EXTRACTED MATERIAL

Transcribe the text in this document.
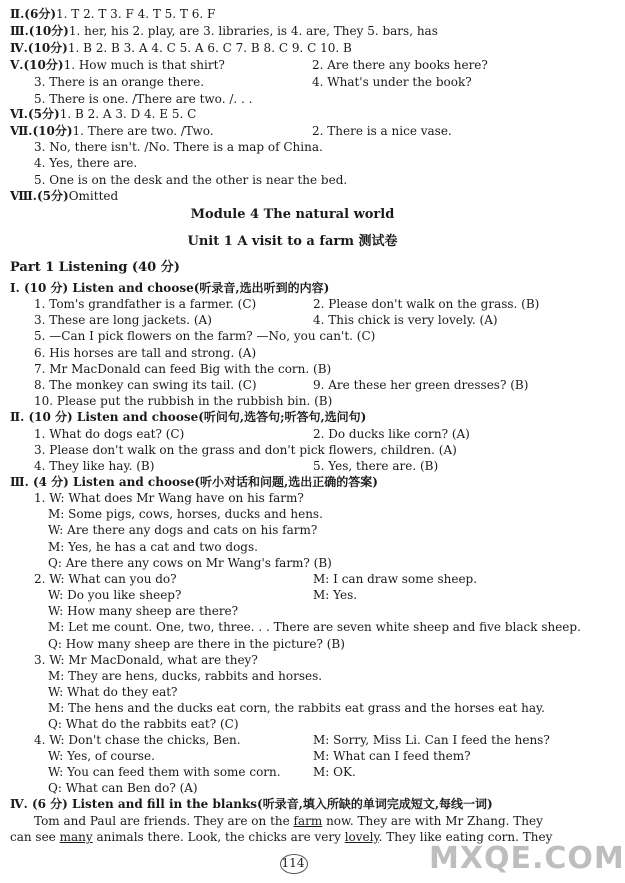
Ⅱ.(6分)1. T 2. T 3. F 4. T 5. T 6. F
Ⅲ.(10分)1. her, his 2. play, are 3. libraries, is 4. are, They 5. bars, has
Ⅳ.(10分)1. B 2. B 3. A 4. C 5. A 6. C 7. B 8. C 9. C 10. B
Ⅴ.(10分)1. How much is that shirt?	2. Are there any books here?
3. There is an orange there.	4. What's under the book?
5. There is one. /There are two. /. . .
Ⅵ.(5分)1. B 2. A 3. D 4. E 5. C
Ⅶ.(10分)1. There are two. /Two.	2. There is a nice vase.
3. No, there isn't. /No. There is a map of China.
4. Yes, there are.
5. One is on the desk and the other is near the bed.
Ⅷ.(5分)Omitted
Module 4 The natural world
Unit 1 A visit to a farm 测试卷
Part 1 Listening (40 分)
Ⅰ. (10 分) Listen and choose(听录音,选出听到的内容)
1. Tom's grandfather is a farmer. (C)	2. Please don't walk on the grass. (B)
3. These are long jackets. (A)	4. This chick is very lovely. (A)
5. —Can I pick flowers on the farm? —No, you can't. (C)
6. His horses are tall and strong. (A)
7. Mr MacDonald can feed Big with the corn. (B)
8. The monkey can swing its tail. (C)	9. Are these her green dresses? (B)
10. Please put the rubbish in the rubbish bin. (B)
Ⅱ. (10 分) Listen and choose(听问句,选答句;听答句,选问句)
1. What do dogs eat? (C)	2. Do ducks like corn? (A)
3. Please don't walk on the grass and don't pick flowers, children. (A)
4. They like hay. (B)	5. Yes, there are. (B)
Ⅲ. (4 分) Listen and choose(听小对话和问题,选出正确的答案)
1. W: What does Mr Wang have on his farm?
M: Some pigs, cows, horses, ducks and hens.
W: Are there any dogs and cats on his farm?
M: Yes, he has a cat and two dogs.
Q: Are there any cows on Mr Wang's farm? (B)
2. W: What can you do?	M: I can draw some sheep.
W: Do you like sheep?	M: Yes.
W: How many sheep are there?
M: Let me count. One, two, three. . . There are seven white sheep and five black sheep.
Q: How many sheep are there in the picture? (B)
3. W: Mr MacDonald, what are they?
M: They are hens, ducks, rabbits and horses.
W: What do they eat?
M: The hens and the ducks eat corn, the rabbits eat grass and the horses eat hay.
Q: What do the rabbits eat? (C)
4. W: Don't chase the chicks, Ben.	M: Sorry, Miss Li. Can I feed the hens?
W: Yes, of course.	M: What can I feed them?
W: You can feed them with some corn.	M: OK.
Q: What can Ben do? (A)
Ⅳ. (6 分) Listen and fill in the blanks(听录音,填入所缺的单词完成短文,每线一词)
Tom and Paul are friends. They are on the farm now. They are with Mr Zhang. They
can see many animals there. Look, the chicks are very lovely. They like eating corn. They
114	MXQE.COM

WRITTEN EXERCISE
Give back the whole listing as it stands, minus its pictures.

WORKED SOLUTION
Transcribe the text in this document.
Ⅱ.(6分)1. T 2. T 3. F 4. T 5. T 6. F
Ⅲ.(10分)1. her, his 2. play, are 3. libraries, is 4. are, They 5. bars, has
Ⅳ.(10分)1. B 2. B 3. A 4. C 5. A 6. C 7. B 8. C 9. C 10. B
Ⅴ.(10分)1. How much is that shirt?	2. Are there any books here?
3. There is an orange there.	4. What's under the book?
5. There is one. /There are two. /. . .
Ⅵ.(5分)1. B 2. A 3. D 4. E 5. C
Ⅶ.(10分)1. There are two. /Two.	2. There is a nice vase.
3. No, there isn't. /No. There is a map of China.
4. Yes, there are.
5. One is on the desk and the other is near the bed.
Ⅷ.(5分)Omitted
Module 4 The natural world
Unit 1 A visit to a farm 测试卷
Part 1 Listening (40 分)
Ⅰ. (10 分) Listen and choose(听录音,选出听到的内容)
1. Tom's grandfather is a farmer. (C)	2. Please don't walk on the grass. (B)
3. These are long jackets. (A)	4. This chick is very lovely. (A)
5. —Can I pick flowers on the farm? —No, you can't. (C)
6. His horses are tall and strong. (A)
7. Mr MacDonald can feed Big with the corn. (B)
8. The monkey can swing its tail. (C)	9. Are these her green dresses? (B)
10. Please put the rubbish in the rubbish bin. (B)
Ⅱ. (10 分) Listen and choose(听问句,选答句;听答句,选问句)
1. What do dogs eat? (C)	2. Do ducks like corn? (A)
3. Please don't walk on the grass and don't pick flowers, children. (A)
4. They like hay. (B)	5. Yes, there are. (B)
Ⅲ. (4 分) Listen and choose(听小对话和问题,选出正确的答案)
1. W: What does Mr Wang have on his farm?
M: Some pigs, cows, horses, ducks and hens.
W: Are there any dogs and cats on his farm?
M: Yes, he has a cat and two dogs.
Q: Are there any cows on Mr Wang's farm? (B)
2. W: What can you do?	M: I can draw some sheep.
W: Do you like sheep?	M: Yes.
W: How many sheep are there?
M: Let me count. One, two, three. . . There are seven white sheep and five black sheep.
Q: How many sheep are there in the picture? (B)
3. W: Mr MacDonald, what are they?
M: They are hens, ducks, rabbits and horses.
W: What do they eat?
M: The hens and the ducks eat corn, the rabbits eat grass and the horses eat hay.
Q: What do the rabbits eat? (C)
4. W: Don't chase the chicks, Ben.	M: Sorry, Miss Li. Can I feed the hens?
W: Yes, of course.	M: What can I feed them?
W: You can feed them with some corn.	M: OK.
Q: What can Ben do? (A)
Ⅳ. (6 分) Listen and fill in the blanks(听录音,填入所缺的单词完成短文,每线一词)
Tom and Paul are friends. They are on the farm now. They are with Mr Zhang. They
can see many animals there. Look, the chicks are very lovely. They like eating corn. They
114	MXQE.COM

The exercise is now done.